* Start *

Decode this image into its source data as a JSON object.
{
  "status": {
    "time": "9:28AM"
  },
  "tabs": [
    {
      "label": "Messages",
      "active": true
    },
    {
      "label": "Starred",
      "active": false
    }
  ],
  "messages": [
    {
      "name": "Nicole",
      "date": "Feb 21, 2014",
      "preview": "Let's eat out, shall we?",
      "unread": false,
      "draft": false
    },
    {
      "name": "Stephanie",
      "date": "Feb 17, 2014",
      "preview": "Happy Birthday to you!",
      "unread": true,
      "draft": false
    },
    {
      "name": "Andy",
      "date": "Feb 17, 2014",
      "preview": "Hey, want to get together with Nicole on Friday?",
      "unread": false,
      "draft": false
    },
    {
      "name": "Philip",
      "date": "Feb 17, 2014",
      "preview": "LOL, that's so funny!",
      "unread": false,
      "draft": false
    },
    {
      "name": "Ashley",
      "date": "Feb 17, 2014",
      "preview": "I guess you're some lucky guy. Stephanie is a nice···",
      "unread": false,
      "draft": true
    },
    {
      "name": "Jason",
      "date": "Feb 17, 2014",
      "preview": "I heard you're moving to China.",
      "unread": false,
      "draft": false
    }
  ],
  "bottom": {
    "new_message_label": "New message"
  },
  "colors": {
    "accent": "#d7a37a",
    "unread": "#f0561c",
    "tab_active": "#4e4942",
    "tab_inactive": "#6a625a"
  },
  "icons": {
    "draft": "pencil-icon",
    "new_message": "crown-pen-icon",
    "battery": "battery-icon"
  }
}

* End *

## TASK BRIEF
Reproduce the full listing word for word.

## THE COMPLETED TASK
Decode this image into its source data as a JSON object.
{
  "status": {
    "time": "9:28AM"
  },
  "tabs": [
    {
      "label": "Messages",
      "active": true
    },
    {
      "label": "Starred",
      "active": false
    }
  ],
  "messages": [
    {
      "name": "Nicole",
      "date": "Feb 21, 2014",
      "preview": "Let's eat out, shall we?",
      "unread": false,
      "draft": false
    },
    {
      "name": "Stephanie",
      "date": "Feb 17, 2014",
      "preview": "Happy Birthday to you!",
      "unread": true,
      "draft": false
    },
    {
      "name": "Andy",
      "date": "Feb 17, 2014",
      "preview": "Hey, want to get together with Nicole on Friday?",
      "unread": false,
      "draft": false
    },
    {
      "name": "Philip",
      "date": "Feb 17, 2014",
      "preview": "LOL, that's so funny!",
      "unread": false,
      "draft": false
    },
    {
      "name": "Ashley",
      "date": "Feb 17, 2014",
      "preview": "I guess you're some lucky guy. Stephanie is a nice···",
      "unread": false,
      "draft": true
    },
    {
      "name": "Jason",
      "date": "Feb 17, 2014",
      "preview": "I heard you're moving to China.",
      "unread": false,
      "draft": false
    }
  ],
  "bottom": {
    "new_message_label": "New message"
  },
  "colors": {
    "accent": "#d7a37a",
    "unread": "#f0561c",
    "tab_active": "#4e4942",
    "tab_inactive": "#6a625a"
  },
  "icons": {
    "draft": "pencil-icon",
    "new_message": "crown-pen-icon",
    "battery": "battery-icon"
  }
}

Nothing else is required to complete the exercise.